### Stated exercise
Copy out every one of the following entries verbatim, preserving each line character for character.

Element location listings
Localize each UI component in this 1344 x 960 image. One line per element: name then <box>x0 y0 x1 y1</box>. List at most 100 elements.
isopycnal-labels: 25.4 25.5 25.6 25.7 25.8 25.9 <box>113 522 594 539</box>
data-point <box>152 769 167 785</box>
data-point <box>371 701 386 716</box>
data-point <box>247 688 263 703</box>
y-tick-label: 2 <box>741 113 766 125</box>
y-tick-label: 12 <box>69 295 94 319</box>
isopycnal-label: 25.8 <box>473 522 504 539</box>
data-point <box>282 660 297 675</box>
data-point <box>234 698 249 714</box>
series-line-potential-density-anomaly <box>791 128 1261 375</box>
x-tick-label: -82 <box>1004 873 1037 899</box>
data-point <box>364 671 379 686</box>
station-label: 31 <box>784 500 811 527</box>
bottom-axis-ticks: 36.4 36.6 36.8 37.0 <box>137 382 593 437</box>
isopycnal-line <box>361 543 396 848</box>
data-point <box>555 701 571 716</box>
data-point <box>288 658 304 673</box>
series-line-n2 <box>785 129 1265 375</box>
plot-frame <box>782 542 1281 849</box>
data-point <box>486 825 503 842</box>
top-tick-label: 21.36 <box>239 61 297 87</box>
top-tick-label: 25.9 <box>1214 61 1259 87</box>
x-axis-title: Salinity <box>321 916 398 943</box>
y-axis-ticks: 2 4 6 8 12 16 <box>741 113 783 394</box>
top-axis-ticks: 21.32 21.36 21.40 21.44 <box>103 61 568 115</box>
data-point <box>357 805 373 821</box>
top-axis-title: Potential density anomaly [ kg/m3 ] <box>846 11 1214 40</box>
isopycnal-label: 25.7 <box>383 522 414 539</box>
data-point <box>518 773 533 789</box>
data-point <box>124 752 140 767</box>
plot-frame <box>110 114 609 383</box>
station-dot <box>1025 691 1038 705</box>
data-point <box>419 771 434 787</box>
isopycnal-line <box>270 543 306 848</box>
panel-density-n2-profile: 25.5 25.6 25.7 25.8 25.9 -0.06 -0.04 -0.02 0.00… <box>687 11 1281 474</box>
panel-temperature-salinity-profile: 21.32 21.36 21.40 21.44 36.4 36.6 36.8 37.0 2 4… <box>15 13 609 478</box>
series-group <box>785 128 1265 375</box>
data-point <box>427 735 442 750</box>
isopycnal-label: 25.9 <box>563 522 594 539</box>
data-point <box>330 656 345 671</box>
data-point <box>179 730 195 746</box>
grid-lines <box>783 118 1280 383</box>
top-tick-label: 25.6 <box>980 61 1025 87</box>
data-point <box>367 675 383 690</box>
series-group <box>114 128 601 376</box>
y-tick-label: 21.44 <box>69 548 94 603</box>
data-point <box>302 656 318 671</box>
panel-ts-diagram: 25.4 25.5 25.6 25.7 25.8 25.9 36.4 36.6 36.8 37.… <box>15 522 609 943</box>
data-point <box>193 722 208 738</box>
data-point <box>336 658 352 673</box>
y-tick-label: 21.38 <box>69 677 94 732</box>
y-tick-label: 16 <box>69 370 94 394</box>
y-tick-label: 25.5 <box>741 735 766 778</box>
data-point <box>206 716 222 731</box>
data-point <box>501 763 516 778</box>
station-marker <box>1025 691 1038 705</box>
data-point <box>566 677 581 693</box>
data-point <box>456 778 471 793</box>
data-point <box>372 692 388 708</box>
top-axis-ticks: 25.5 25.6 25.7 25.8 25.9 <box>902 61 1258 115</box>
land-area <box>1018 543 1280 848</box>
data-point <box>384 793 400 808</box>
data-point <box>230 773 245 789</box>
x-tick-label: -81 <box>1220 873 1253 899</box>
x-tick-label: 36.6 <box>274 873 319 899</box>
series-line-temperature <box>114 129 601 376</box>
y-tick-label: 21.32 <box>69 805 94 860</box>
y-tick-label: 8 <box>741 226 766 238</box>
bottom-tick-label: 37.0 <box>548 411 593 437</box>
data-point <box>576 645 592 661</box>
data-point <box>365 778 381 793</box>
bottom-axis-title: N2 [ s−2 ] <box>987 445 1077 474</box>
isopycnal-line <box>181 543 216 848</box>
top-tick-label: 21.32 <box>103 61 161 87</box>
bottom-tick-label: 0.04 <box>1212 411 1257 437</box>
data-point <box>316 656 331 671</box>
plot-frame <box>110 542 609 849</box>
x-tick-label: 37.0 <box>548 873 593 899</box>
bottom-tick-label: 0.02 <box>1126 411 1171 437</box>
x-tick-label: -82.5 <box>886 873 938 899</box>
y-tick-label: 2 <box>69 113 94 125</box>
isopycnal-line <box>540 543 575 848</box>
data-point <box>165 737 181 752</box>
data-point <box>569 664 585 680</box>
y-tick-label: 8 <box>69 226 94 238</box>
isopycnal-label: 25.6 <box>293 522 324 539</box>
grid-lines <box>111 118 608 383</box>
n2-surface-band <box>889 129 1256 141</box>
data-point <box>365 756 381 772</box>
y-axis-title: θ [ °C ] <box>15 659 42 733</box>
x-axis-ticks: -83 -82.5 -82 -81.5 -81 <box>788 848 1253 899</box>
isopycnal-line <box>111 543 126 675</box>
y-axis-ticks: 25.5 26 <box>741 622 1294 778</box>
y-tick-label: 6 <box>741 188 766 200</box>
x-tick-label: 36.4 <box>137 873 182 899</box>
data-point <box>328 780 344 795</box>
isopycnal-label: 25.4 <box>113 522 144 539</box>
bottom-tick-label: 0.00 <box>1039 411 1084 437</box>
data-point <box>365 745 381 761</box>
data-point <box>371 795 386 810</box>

### Written answer
Localize each UI component in this 1344 x 960 image. One line per element: name then <box>x0 y0 x1 y1</box>. List at most 100 elements.
isopycnal-labels: 25.4 25.5 25.6 25.7 25.8 25.9 <box>113 522 594 539</box>
data-point <box>152 769 167 785</box>
data-point <box>371 701 386 716</box>
data-point <box>247 688 263 703</box>
y-tick-label: 2 <box>741 113 766 125</box>
y-tick-label: 12 <box>69 295 94 319</box>
isopycnal-label: 25.8 <box>473 522 504 539</box>
data-point <box>282 660 297 675</box>
data-point <box>234 698 249 714</box>
series-line-potential-density-anomaly <box>791 128 1261 375</box>
x-tick-label: -82 <box>1004 873 1037 899</box>
data-point <box>364 671 379 686</box>
station-label: 31 <box>784 500 811 527</box>
bottom-axis-ticks: 36.4 36.6 36.8 37.0 <box>137 382 593 437</box>
isopycnal-line <box>361 543 396 848</box>
data-point <box>555 701 571 716</box>
data-point <box>288 658 304 673</box>
series-line-n2 <box>785 129 1265 375</box>
plot-frame <box>782 542 1281 849</box>
data-point <box>486 825 503 842</box>
top-tick-label: 21.36 <box>239 61 297 87</box>
top-tick-label: 25.9 <box>1214 61 1259 87</box>
x-axis-title: Salinity <box>321 916 398 943</box>
y-axis-ticks: 2 4 6 8 12 16 <box>741 113 783 394</box>
top-axis-ticks: 21.32 21.36 21.40 21.44 <box>103 61 568 115</box>
data-point <box>357 805 373 821</box>
top-axis-title: Potential density anomaly [ kg/m3 ] <box>846 11 1214 40</box>
isopycnal-label: 25.7 <box>383 522 414 539</box>
data-point <box>518 773 533 789</box>
data-point <box>124 752 140 767</box>
plot-frame <box>110 114 609 383</box>
station-dot <box>1025 691 1038 705</box>
data-point <box>419 771 434 787</box>
isopycnal-line <box>270 543 306 848</box>
panel-density-n2-profile: 25.5 25.6 25.7 25.8 25.9 -0.06 -0.04 -0.02 0.00… <box>687 11 1281 474</box>
panel-temperature-salinity-profile: 21.32 21.36 21.40 21.44 36.4 36.6 36.8 37.0 2 4… <box>15 13 609 478</box>
series-group <box>785 128 1265 375</box>
data-point <box>427 735 442 750</box>
isopycnal-label: 25.9 <box>563 522 594 539</box>
data-point <box>330 656 345 671</box>
data-point <box>179 730 195 746</box>
grid-lines <box>783 118 1280 383</box>
top-tick-label: 25.6 <box>980 61 1025 87</box>
data-point <box>367 675 383 690</box>
series-group <box>114 128 601 376</box>
y-tick-label: 21.44 <box>69 548 94 603</box>
data-point <box>302 656 318 671</box>
panel-ts-diagram: 25.4 25.5 25.6 25.7 25.8 25.9 36.4 36.6 36.8 37.… <box>15 522 609 943</box>
data-point <box>193 722 208 738</box>
data-point <box>336 658 352 673</box>
y-tick-label: 21.38 <box>69 677 94 732</box>
y-tick-label: 16 <box>69 370 94 394</box>
y-tick-label: 25.5 <box>741 735 766 778</box>
data-point <box>206 716 222 731</box>
data-point <box>501 763 516 778</box>
station-marker <box>1025 691 1038 705</box>
data-point <box>566 677 581 693</box>
data-point <box>456 778 471 793</box>
data-point <box>372 692 388 708</box>
top-axis-ticks: 25.5 25.6 25.7 25.8 25.9 <box>902 61 1258 115</box>
land-area <box>1018 543 1280 848</box>
data-point <box>384 793 400 808</box>
data-point <box>230 773 245 789</box>
x-tick-label: -81 <box>1220 873 1253 899</box>
x-tick-label: 36.6 <box>274 873 319 899</box>
series-line-temperature <box>114 129 601 376</box>
y-tick-label: 21.32 <box>69 805 94 860</box>
y-tick-label: 8 <box>741 226 766 238</box>
bottom-tick-label: 37.0 <box>548 411 593 437</box>
data-point <box>576 645 592 661</box>
data-point <box>365 778 381 793</box>
bottom-axis-title: N2 [ s−2 ] <box>987 445 1077 474</box>
isopycnal-line <box>181 543 216 848</box>
top-tick-label: 21.32 <box>103 61 161 87</box>
bottom-tick-label: 0.04 <box>1212 411 1257 437</box>
data-point <box>316 656 331 671</box>
plot-frame <box>110 542 609 849</box>
x-tick-label: 37.0 <box>548 873 593 899</box>
bottom-tick-label: 0.02 <box>1126 411 1171 437</box>
x-tick-label: -82.5 <box>886 873 938 899</box>
y-tick-label: 2 <box>69 113 94 125</box>
isopycnal-line <box>540 543 575 848</box>
data-point <box>165 737 181 752</box>
data-point <box>569 664 585 680</box>
y-tick-label: 8 <box>69 226 94 238</box>
isopycnal-label: 25.6 <box>293 522 324 539</box>
grid-lines <box>111 118 608 383</box>
n2-surface-band <box>889 129 1256 141</box>
data-point <box>365 756 381 772</box>
y-axis-title: θ [ °C ] <box>15 659 42 733</box>
x-axis-ticks: -83 -82.5 -82 -81.5 -81 <box>788 848 1253 899</box>
isopycnal-line <box>111 543 126 675</box>
y-axis-ticks: 25.5 26 <box>741 622 1294 778</box>
y-tick-label: 6 <box>741 188 766 200</box>
x-tick-label: 36.4 <box>137 873 182 899</box>
data-point <box>328 780 344 795</box>
isopycnal-label: 25.4 <box>113 522 144 539</box>
bottom-tick-label: 0.00 <box>1039 411 1084 437</box>
data-point <box>365 745 381 761</box>
data-point <box>371 795 386 810</box>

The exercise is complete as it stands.